[PROVIDED PASSAGE]

Generalized linear model: application conditions

Q&A

New Member
#1
Hello all,

I would like to know what the conditions are for the application of a GLM.
Should we test if the response variable is normally distributed? (shapiro wilk)
Is it a problem if my variables are correlated with each other but my observations are not?

Thanks
 

Buckeye

Active Member
#2
You don't need to run a statistical test before using a GLM. Knowledge of the subject is enough to steer us in the right direction. For example, do we have count data, proportion data, continuous data? etc. The normality assumption applies to the residuals of an OLS model. You can check for multicollinearity in the predictors after the model fit.
 

Q&A

New Member
#3
You don't need to run a statistical test before using a GLM. Knowledge of the subject is enough to steer us in the right direction. For example, do we have count data, proportion data, continuous data? etc. The normality assumption applies to the residuals of an OLS model. You can check for multicollinearity in the predictors after the model fit.

[/PROVIDED PASSAGE]

__ASSIGNED TASK A__. Decide whether each statement below agrees with the thread on GLM application conditions. For each one, answer yes or no and quote the deciding words of the thread. (i) The second post says the normality assumption applies to the residuals of an OLS model. (ii) The second post says a statistical test must be run before a GLM is used. (iii) The second post says multicollinearity in the predictors can be checked after the model fit.
__ASSIGNED TASK B__. Return the portion of the thread on GLM application conditions between "I would like" and "observations are not?", inclusive.
__ASSIGNED TASK C__. List the kinds of data that the second post in the thread on GLM application conditions gives as examples.

[DATASET ENTRIES]

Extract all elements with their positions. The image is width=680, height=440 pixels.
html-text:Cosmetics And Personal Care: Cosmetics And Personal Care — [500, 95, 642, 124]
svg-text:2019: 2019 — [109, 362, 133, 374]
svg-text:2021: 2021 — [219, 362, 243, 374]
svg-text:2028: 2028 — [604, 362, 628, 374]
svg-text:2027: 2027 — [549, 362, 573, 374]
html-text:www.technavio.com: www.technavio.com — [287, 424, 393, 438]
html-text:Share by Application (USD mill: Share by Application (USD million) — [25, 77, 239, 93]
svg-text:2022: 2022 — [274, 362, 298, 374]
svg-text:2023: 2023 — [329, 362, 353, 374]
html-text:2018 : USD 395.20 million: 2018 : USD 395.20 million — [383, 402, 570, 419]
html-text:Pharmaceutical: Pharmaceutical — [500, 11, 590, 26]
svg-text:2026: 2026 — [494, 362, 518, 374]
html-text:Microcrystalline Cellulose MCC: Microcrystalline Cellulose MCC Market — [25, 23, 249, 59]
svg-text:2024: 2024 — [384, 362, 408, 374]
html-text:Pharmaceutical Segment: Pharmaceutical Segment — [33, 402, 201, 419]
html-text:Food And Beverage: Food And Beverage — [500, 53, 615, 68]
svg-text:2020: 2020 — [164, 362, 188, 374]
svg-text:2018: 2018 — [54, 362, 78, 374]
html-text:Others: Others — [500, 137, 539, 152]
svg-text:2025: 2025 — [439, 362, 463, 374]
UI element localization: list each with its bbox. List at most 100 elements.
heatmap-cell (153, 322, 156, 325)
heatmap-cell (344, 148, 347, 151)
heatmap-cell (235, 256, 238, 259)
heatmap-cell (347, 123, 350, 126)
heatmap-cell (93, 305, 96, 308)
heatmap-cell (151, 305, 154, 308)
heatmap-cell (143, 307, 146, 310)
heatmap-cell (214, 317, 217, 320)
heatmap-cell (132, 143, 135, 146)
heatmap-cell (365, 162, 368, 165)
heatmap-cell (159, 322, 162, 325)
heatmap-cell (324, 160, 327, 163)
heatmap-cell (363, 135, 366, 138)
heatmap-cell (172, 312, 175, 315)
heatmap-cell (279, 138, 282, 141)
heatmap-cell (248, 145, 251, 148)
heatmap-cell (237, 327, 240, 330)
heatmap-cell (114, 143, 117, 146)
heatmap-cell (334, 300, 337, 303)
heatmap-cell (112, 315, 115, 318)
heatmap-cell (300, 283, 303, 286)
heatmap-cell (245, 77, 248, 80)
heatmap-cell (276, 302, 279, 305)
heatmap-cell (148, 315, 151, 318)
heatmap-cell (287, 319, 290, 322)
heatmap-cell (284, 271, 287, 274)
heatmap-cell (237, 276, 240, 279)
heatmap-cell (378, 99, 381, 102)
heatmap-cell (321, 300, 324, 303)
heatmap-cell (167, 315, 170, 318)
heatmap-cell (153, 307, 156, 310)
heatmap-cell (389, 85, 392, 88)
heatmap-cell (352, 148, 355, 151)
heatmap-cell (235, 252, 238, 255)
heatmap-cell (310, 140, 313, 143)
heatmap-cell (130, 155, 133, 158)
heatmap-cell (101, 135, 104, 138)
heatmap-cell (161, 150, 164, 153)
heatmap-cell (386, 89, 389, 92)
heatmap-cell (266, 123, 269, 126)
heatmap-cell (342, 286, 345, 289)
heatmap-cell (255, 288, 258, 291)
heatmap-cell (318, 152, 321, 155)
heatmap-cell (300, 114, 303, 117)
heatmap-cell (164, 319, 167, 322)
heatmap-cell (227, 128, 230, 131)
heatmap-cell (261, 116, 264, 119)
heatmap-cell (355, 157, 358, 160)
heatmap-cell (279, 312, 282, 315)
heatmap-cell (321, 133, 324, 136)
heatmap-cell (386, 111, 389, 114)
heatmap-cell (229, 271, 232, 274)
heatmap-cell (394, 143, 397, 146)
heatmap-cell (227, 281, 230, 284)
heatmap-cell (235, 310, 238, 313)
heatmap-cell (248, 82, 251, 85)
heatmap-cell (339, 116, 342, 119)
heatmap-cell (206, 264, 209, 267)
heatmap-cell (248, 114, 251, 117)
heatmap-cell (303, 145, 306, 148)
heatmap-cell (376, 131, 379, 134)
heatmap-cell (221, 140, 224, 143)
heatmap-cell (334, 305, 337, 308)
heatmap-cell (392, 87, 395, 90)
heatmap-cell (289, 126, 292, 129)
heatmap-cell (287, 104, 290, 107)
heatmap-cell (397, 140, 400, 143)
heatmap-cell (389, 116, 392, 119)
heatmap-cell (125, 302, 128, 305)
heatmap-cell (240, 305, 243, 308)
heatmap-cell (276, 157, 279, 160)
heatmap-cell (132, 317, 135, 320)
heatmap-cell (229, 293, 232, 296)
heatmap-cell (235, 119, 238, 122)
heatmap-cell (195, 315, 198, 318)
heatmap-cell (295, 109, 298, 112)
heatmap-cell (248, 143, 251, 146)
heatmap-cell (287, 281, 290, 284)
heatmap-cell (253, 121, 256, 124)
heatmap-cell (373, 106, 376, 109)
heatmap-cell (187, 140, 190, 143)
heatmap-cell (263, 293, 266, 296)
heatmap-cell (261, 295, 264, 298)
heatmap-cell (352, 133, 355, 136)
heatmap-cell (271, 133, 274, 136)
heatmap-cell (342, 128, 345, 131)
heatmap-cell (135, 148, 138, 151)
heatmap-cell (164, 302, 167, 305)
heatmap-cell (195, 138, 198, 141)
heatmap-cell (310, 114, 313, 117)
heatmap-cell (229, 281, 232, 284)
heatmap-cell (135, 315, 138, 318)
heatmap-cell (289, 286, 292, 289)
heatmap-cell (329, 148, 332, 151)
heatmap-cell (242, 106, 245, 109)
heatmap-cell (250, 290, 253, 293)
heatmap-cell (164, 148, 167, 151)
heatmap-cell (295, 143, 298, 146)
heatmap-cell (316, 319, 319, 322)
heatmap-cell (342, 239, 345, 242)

[/DATASET ENTRIES]

__FINAL ANSWER A__.
(i) Yes: "The normality assumption applies to the residuals of an OLS model."
(ii) No: "You don't need to run a statistical test before using a GLM."
(iii) Yes: "You can check for multicollinearity in the predictors after the model fit."

__FINAL ANSWER B__.
I would like to know what the conditions are for the application of a GLM.
Should we test if the response variable is normally distributed? (shapiro wilk)
Is it a problem if my variables are correlated with each other but my observations are not?

__FINAL ANSWER C__. count data, proportion data, continuous data